**Zu erledigende Aufgabe:** Wer organisiert laut dem Text über die Gedenkfahrt in Wiesbaden die Kundgebung?

Gedenkfahrt in Wiesbaden fordert sichere Straßen für Radfahrer nach tödlichem Unfall
Helga MüllerGedenkfahrt in Wiesbaden fordert sichere Straßen für Radfahrer nach tödlichem Unfall
Gedenkveranstaltung für verstorbenen Radfahrer in Wiesbaden am 5. Oktober
Am 5. Oktober findet in Wiesbaden eine Gedenkveranstaltung für einen Radfahrer statt, der kürzlich bei einem Unfall ums Leben kam. Organisiert vom Allgemeinen Deutschen Fahrrad-Club (ADFC) Wiesbaden/Rheingau-Taunus, soll die Kundgebung für mehr Verkehrssicherheit und eine bessere Radinfrastruktur werben. Die Öffentlichkeit ist eingeladen, an einer Fahrraddemonstration und einer würdevollen Ehrung am Unfallort teilzunehmen.

**Datensatzauszüge:**
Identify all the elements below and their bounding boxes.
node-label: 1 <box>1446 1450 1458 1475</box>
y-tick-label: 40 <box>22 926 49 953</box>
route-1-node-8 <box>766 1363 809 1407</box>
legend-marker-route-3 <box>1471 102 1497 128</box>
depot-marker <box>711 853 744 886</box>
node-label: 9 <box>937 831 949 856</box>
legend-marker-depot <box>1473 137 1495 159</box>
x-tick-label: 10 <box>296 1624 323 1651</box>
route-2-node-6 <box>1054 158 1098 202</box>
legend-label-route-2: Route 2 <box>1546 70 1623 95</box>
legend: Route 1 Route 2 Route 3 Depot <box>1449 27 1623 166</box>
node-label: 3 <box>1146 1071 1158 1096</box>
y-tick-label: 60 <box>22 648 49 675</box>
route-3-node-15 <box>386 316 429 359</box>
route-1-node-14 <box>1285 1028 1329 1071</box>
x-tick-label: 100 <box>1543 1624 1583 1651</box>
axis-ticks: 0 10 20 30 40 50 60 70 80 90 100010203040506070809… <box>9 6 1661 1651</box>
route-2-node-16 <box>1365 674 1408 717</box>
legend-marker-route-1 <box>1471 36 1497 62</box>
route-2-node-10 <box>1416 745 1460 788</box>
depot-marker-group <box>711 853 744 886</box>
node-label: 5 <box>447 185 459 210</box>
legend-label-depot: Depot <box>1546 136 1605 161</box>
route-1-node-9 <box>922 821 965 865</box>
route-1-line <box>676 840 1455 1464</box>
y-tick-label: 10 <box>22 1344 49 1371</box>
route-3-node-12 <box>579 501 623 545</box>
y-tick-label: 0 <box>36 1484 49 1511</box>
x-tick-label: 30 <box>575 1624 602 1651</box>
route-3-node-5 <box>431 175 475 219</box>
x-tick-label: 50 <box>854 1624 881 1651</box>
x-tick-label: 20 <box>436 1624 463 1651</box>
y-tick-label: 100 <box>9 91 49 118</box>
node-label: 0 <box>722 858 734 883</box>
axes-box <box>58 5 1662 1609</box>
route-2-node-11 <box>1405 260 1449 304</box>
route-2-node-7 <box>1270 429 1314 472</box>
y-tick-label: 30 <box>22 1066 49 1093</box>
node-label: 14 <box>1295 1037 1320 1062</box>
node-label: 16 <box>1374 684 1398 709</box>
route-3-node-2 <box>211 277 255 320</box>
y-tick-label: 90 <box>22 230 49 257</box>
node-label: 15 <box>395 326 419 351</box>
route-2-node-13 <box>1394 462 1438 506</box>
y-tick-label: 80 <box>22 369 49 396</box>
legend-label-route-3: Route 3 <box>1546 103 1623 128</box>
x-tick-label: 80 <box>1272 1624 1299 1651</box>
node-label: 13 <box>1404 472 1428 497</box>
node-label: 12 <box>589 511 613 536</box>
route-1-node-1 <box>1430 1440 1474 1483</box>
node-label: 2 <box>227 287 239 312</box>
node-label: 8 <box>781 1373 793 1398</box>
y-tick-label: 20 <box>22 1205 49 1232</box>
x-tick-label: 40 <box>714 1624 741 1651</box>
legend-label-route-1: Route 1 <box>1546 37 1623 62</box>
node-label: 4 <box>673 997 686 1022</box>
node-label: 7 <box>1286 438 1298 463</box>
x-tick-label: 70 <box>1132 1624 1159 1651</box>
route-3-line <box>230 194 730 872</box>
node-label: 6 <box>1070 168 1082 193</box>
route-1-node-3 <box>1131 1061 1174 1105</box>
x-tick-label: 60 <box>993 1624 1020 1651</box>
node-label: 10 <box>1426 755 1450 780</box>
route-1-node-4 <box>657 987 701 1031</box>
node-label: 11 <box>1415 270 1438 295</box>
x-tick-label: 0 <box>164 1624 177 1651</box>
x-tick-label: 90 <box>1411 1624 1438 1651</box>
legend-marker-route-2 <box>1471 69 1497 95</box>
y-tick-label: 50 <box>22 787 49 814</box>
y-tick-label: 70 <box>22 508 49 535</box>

**Ergebnis:** Der Allgemeine Deutsche Fahrrad-Club (ADFC) Wiesbaden/Rheingau-Taunus.